Task brief:
Could you copy out every line of the material below verbatim, leaving out the pictures?

Input material:
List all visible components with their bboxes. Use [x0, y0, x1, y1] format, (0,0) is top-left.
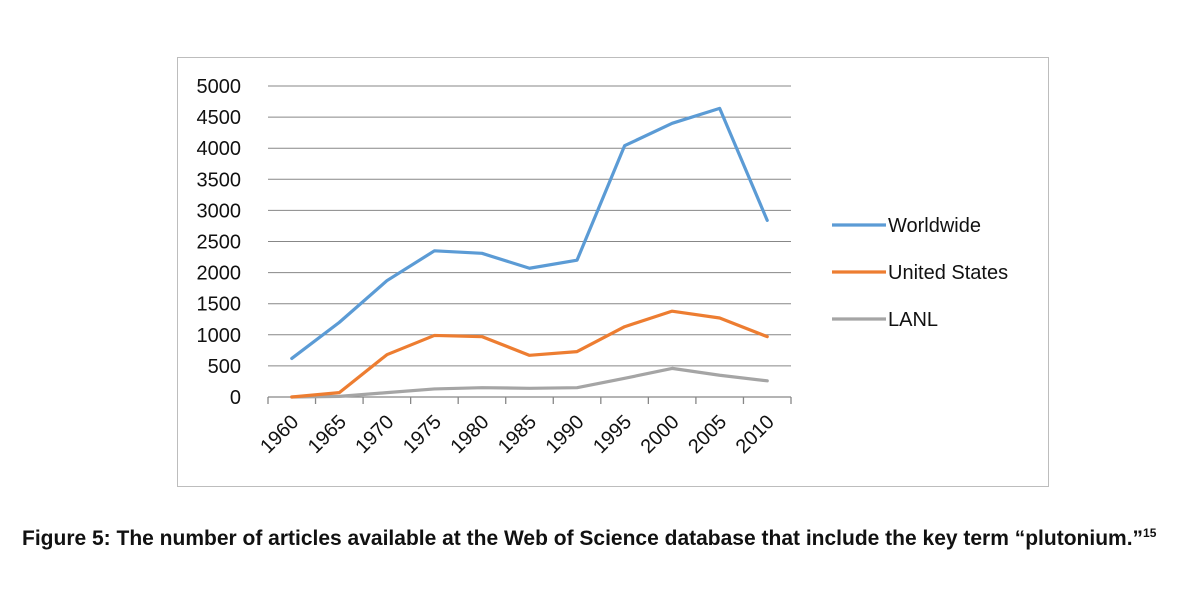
x-tick-label: 1990: [542, 411, 589, 458]
x-tick-label: 2010: [732, 411, 779, 458]
y-tick-label: 4000: [197, 138, 242, 160]
x-tick-label: 1965: [304, 411, 351, 458]
axes: [267, 396, 792, 404]
y-tick-label: 2500: [197, 232, 242, 254]
x-tick-label: 1970: [351, 411, 398, 458]
x-tick-label: 1995: [589, 411, 636, 458]
y-tick-label: 2000: [197, 263, 242, 285]
y-tick-label: 0: [230, 387, 241, 409]
legend: Worldwide United States LANL: [832, 215, 1008, 331]
y-tick-label: 500: [208, 356, 241, 378]
x-tick-labels: 1960 1965 1970 1975 1980 1985 1990 1995 2000 2005…: [256, 411, 778, 458]
figure-caption: Figure 5: The number of articles availab…: [22, 522, 1182, 556]
legend-label: LANL: [888, 309, 938, 331]
legend-label: Worldwide: [888, 215, 981, 237]
y-tick-label: 4500: [197, 107, 242, 129]
caption-footnote: 15: [1143, 526, 1157, 540]
gridlines: [268, 85, 791, 367]
x-tick-label: 2000: [637, 411, 684, 458]
x-tick-label: 1985: [494, 411, 541, 458]
legend-label: United States: [888, 262, 1008, 284]
y-tick-label: 3000: [197, 200, 242, 222]
series-line-0: [290, 106, 769, 361]
y-tick-label: 1500: [197, 294, 242, 316]
y-tick-label: 5000: [197, 76, 242, 98]
series-line-1: [290, 309, 769, 399]
series-lines: [290, 106, 769, 399]
chart-frame: 5000 4500 4000 3500 3000 2500 2000 1500 1000 500 0…: [177, 57, 1049, 487]
y-tick-label: 3500: [197, 169, 242, 191]
y-tick-label: 1000: [197, 325, 242, 347]
x-tick-label: 2005: [684, 411, 731, 458]
x-tick-label: 1960: [256, 411, 303, 458]
line-chart: 5000450040003500300025002000150010005000…: [197, 76, 1009, 458]
x-tick-label: 1980: [446, 411, 493, 458]
x-tick-label: 1975: [399, 411, 446, 458]
caption-text: Figure 5: The number of articles availab…: [22, 527, 1144, 550]
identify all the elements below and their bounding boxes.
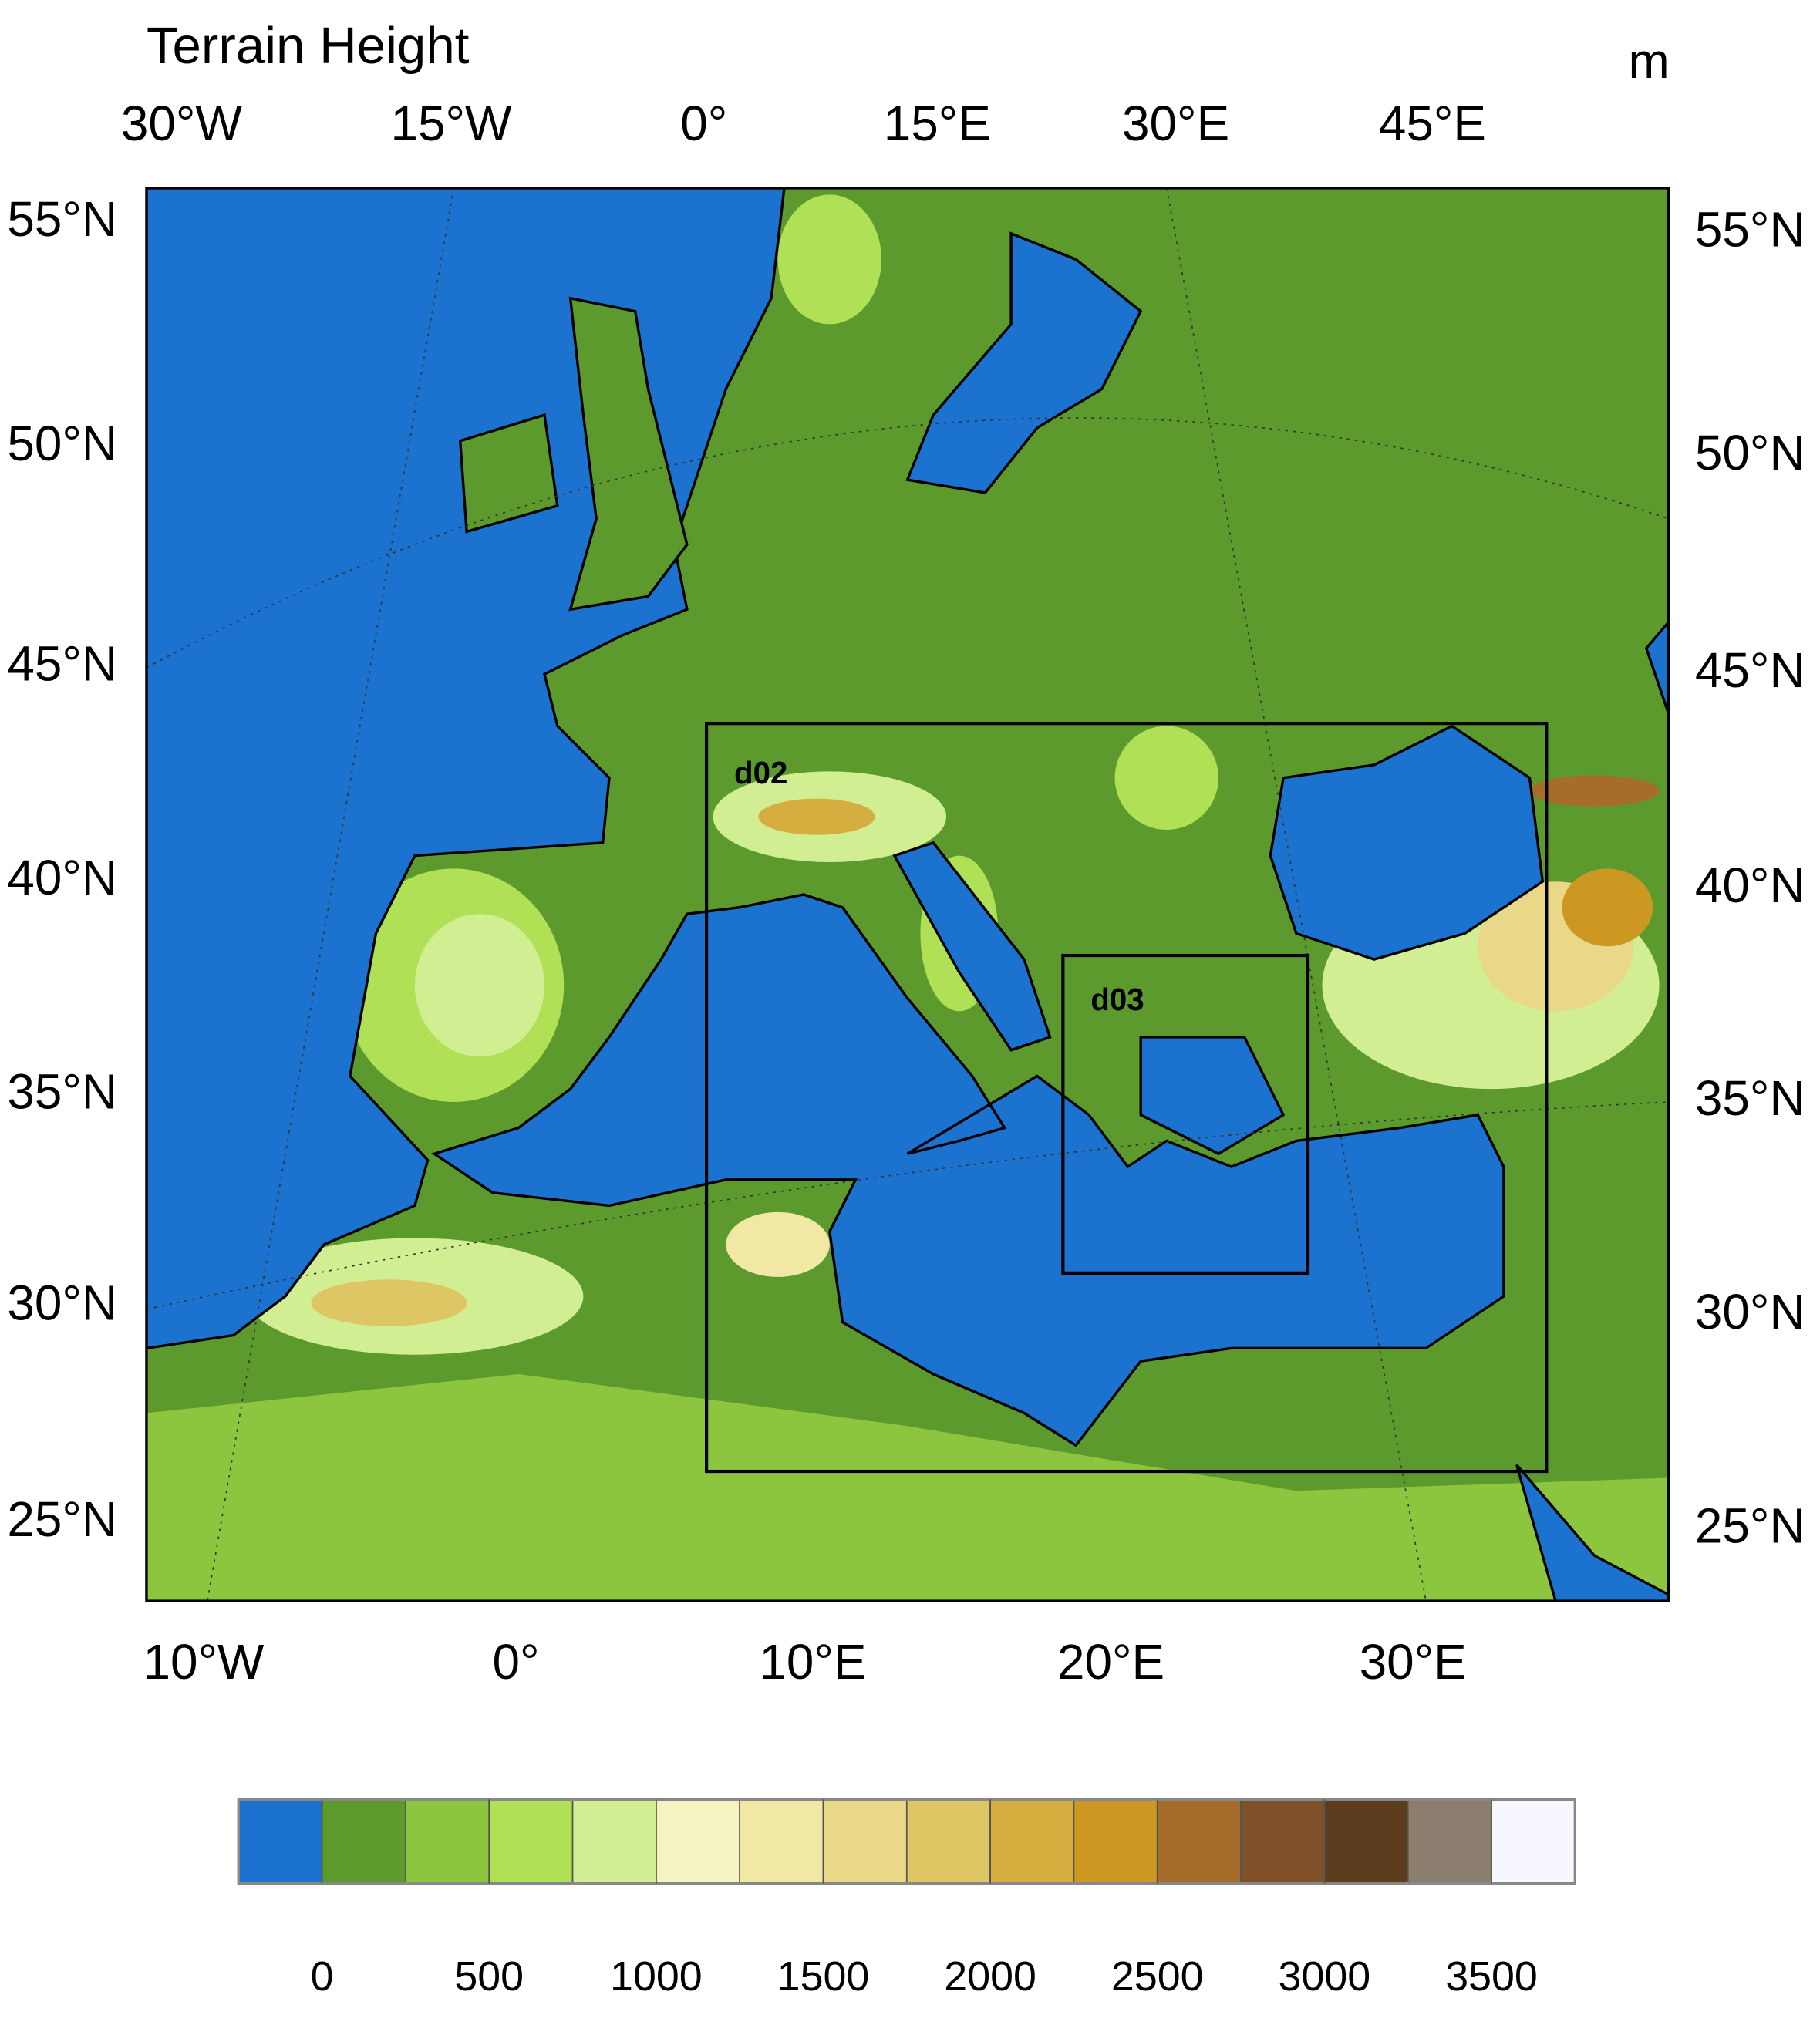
lat-label: 45°N [1695,642,1805,698]
lat-label: 30°N [1695,1284,1805,1339]
colorbar-box [905,1798,991,1885]
lat-label: 35°N [1695,1070,1805,1126]
colorbar-box [989,1798,1075,1885]
colorbar-tick-label: 2500 [1111,1953,1204,2000]
ireland [458,413,559,534]
lon-label: 0° [492,1634,539,1690]
lon-label: 10°W [143,1634,265,1690]
lat-label: 25°N [7,1491,117,1547]
domain-label: d02 [734,755,788,790]
lat-label: 40°N [1695,858,1805,913]
colorbar-box [238,1798,323,1885]
title: Terrain Height [147,17,470,75]
lat-label: 55°N [7,191,117,247]
lon-label: 10°E [759,1634,866,1690]
lon-label: 30°W [121,96,243,151]
map-frame [145,187,1670,1602]
caspian [1644,620,1669,714]
map [146,187,1669,1602]
lat-label: 35°N [7,1063,117,1119]
lat-label: 45°N [7,636,117,692]
colorbar-tick-label: 1500 [777,1953,870,2000]
baltic [905,231,1143,494]
colorbar-box [822,1798,908,1885]
lon-label: 0° [680,96,727,151]
colorbar-box [571,1798,657,1885]
colorbar-box [1156,1798,1242,1885]
lon-label: 15°E [884,96,991,151]
lon-label: 15°W [391,96,513,151]
seas [146,187,1669,1602]
lat-label: 40°N [7,850,117,905]
colorbar-box [405,1798,490,1885]
colorbar-tick-label: 1000 [610,1953,703,2000]
colorbar-box [1407,1798,1492,1885]
colorbar-frame [237,1798,1576,1885]
left-lat-labels: 55°N 50°N 45°N 40°N 35°N 30°N 25°N [7,191,117,1547]
lon-label: 20°E [1057,1634,1164,1690]
aegean [1139,1036,1286,1156]
bottom-lon-labels: 10°W 0° 10°E 20°E 30°E [143,1634,1466,1690]
lat-label: 25°N [1695,1498,1805,1554]
adriatic [892,841,1052,1052]
colorbar-box [488,1798,574,1885]
domain-label: d03 [1090,982,1144,1017]
graticule [146,187,1669,1602]
colorbar-box [1323,1798,1409,1885]
colorbar: 0 500 1000 1500 2000 2500 3000 3500 [237,1798,1576,2000]
lat-label: 30°N [7,1275,117,1330]
colorbar-box [1491,1798,1576,1885]
lon-label: 30°E [1360,1634,1467,1690]
lat-label: 55°N [1695,202,1805,258]
colorbar-tick-label: 3000 [1279,1953,1371,2000]
colorbar-tick-label: 3500 [1445,1953,1538,2000]
lat-label: 50°N [1695,425,1805,480]
colorbar-box [1240,1798,1326,1885]
red-sea [1515,1464,1669,1602]
black-sea [1269,724,1545,961]
colorbar-tick-label: 0 [311,1953,334,2000]
great-britain [568,296,689,612]
colorbar-box [321,1798,406,1885]
lat-label: 50°N [7,416,117,471]
domain-box [1061,953,1310,1275]
lon-label: 45°E [1379,96,1486,151]
colorbar-box [656,1798,741,1885]
colorbar-box [739,1798,824,1885]
top-lon-labels: 30°W 15°W 0° 15°E 30°E 45°E [121,96,1486,151]
colorbar-tick-label: 500 [454,1953,524,2000]
colorbar-box [1073,1798,1158,1885]
right-lat-labels: 55°N 50°N 45°N 40°N 35°N 30°N 25°N [1695,202,1805,1554]
unit-label: m [1629,33,1670,89]
mediterranean [431,893,1505,1447]
domain-box [704,722,1549,1474]
colorbar-tick-label: 2000 [944,1953,1036,2000]
lon-label: 30°E [1122,96,1229,151]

Response to this task:
List all visible components with their bboxes. Use [x0, y0, x1, y1] format, (0,0) is top-left.
x-tick-label: 1990: [542, 411, 589, 458]
x-tick-label: 2010: [732, 411, 779, 458]
y-tick-label: 4000: [197, 138, 242, 160]
x-tick-label: 1965: [304, 411, 351, 458]
axes: [267, 396, 792, 404]
y-tick-label: 2500: [197, 232, 242, 254]
x-tick-label: 1970: [351, 411, 398, 458]
x-tick-label: 1995: [589, 411, 636, 458]
y-tick-label: 2000: [197, 263, 242, 285]
y-tick-label: 0: [230, 387, 241, 409]
legend: Worldwide United States LANL: [832, 215, 1008, 331]
y-tick-label: 500: [208, 356, 241, 378]
x-tick-labels: 1960 1965 1970 1975 1980 1985 1990 1995 2000 2005…: [256, 411, 778, 458]
figure-caption: Figure 5: The number of articles availab…: [22, 522, 1182, 556]
legend-label: LANL: [888, 309, 938, 331]
legend-label: Worldwide: [888, 215, 981, 237]
y-tick-label: 4500: [197, 107, 242, 129]
caption-footnote: 15: [1143, 526, 1157, 540]
gridlines: [268, 85, 791, 367]
x-tick-label: 2000: [637, 411, 684, 458]
x-tick-label: 1985: [494, 411, 541, 458]
legend-label: United States: [888, 262, 1008, 284]
y-tick-label: 3000: [197, 200, 242, 222]
series-line-0: [290, 106, 769, 361]
y-tick-label: 1500: [197, 294, 242, 316]
y-tick-label: 5000: [197, 76, 242, 98]
series-line-1: [290, 309, 769, 399]
series-lines: [290, 106, 769, 399]
chart-frame: 5000 4500 4000 3500 3000 2500 2000 1500 1000 500 0…: [177, 57, 1049, 487]
y-tick-label: 3500: [197, 169, 242, 191]
y-tick-label: 1000: [197, 325, 242, 347]
x-tick-label: 2005: [684, 411, 731, 458]
x-tick-label: 1960: [256, 411, 303, 458]
line-chart: 5000450040003500300025002000150010005000…: [197, 76, 1009, 458]
x-tick-label: 1980: [446, 411, 493, 458]
x-tick-label: 1975: [399, 411, 446, 458]
caption-text: Figure 5: The number of articles availab…: [22, 527, 1144, 550]
identify all the elements below and their bounding boxes.
lat-label: 45°N [1695,642,1805,698]
lat-label: 30°N [1695,1284,1805,1339]
colorbar-box [905,1798,991,1885]
lat-label: 35°N [1695,1070,1805,1126]
colorbar-box [989,1798,1075,1885]
colorbar-tick-label: 2500 [1111,1953,1204,2000]
ireland [458,413,559,534]
lon-label: 0° [492,1634,539,1690]
lon-label: 10°W [143,1634,265,1690]
lat-label: 25°N [7,1491,117,1547]
domain-label: d02 [734,755,788,790]
lat-label: 40°N [1695,858,1805,913]
colorbar-box [238,1798,323,1885]
title: Terrain Height [147,17,470,75]
lat-label: 55°N [7,191,117,247]
lon-label: 10°E [759,1634,866,1690]
lon-label: 30°W [121,96,243,151]
map-frame [145,187,1670,1602]
caspian [1644,620,1669,714]
map [146,187,1669,1602]
lat-label: 35°N [7,1063,117,1119]
lat-label: 45°N [7,636,117,692]
colorbar-tick-label: 1500 [777,1953,870,2000]
baltic [905,231,1143,494]
colorbar-box [822,1798,908,1885]
lon-label: 0° [680,96,727,151]
colorbar-box [571,1798,657,1885]
colorbar-box [1156,1798,1242,1885]
lon-label: 15°E [884,96,991,151]
lon-label: 15°W [391,96,513,151]
seas [146,187,1669,1602]
lat-label: 40°N [7,850,117,905]
colorbar-box [405,1798,490,1885]
colorbar-tick-label: 1000 [610,1953,703,2000]
colorbar-box [1407,1798,1492,1885]
colorbar-frame [237,1798,1576,1885]
left-lat-labels: 55°N 50°N 45°N 40°N 35°N 30°N 25°N [7,191,117,1547]
lon-label: 20°E [1057,1634,1164,1690]
aegean [1139,1036,1286,1156]
bottom-lon-labels: 10°W 0° 10°E 20°E 30°E [143,1634,1466,1690]
lat-label: 25°N [1695,1498,1805,1554]
adriatic [892,841,1052,1052]
colorbar-box [488,1798,574,1885]
domain-label: d03 [1090,982,1144,1017]
graticule [146,187,1669,1602]
colorbar-box [1323,1798,1409,1885]
colorbar: 0 500 1000 1500 2000 2500 3000 3500 [237,1798,1576,2000]
lat-label: 30°N [7,1275,117,1330]
colorbar-box [1491,1798,1576,1885]
lon-label: 30°E [1360,1634,1467,1690]
lat-label: 55°N [1695,202,1805,258]
colorbar-tick-label: 3000 [1279,1953,1371,2000]
colorbar-tick-label: 3500 [1445,1953,1538,2000]
lat-label: 50°N [1695,425,1805,480]
colorbar-box [1240,1798,1326,1885]
red-sea [1515,1464,1669,1602]
black-sea [1269,724,1545,961]
colorbar-tick-label: 0 [311,1953,334,2000]
great-britain [568,296,689,612]
colorbar-box [321,1798,406,1885]
lat-label: 50°N [7,416,117,471]
domain-box [1061,953,1310,1275]
lon-label: 45°E [1379,96,1486,151]
colorbar-box [656,1798,741,1885]
colorbar-box [739,1798,824,1885]
top-lon-labels: 30°W 15°W 0° 15°E 30°E 45°E [121,96,1486,151]
colorbar-tick-label: 500 [454,1953,524,2000]
colorbar-box [1073,1798,1158,1885]
right-lat-labels: 55°N 50°N 45°N 40°N 35°N 30°N 25°N [1695,202,1805,1554]
unit-label: m [1629,33,1670,89]
mediterranean [431,893,1505,1447]
domain-box [704,722,1549,1474]
colorbar-tick-label: 2000 [944,1953,1036,2000]
lon-label: 30°E [1122,96,1229,151]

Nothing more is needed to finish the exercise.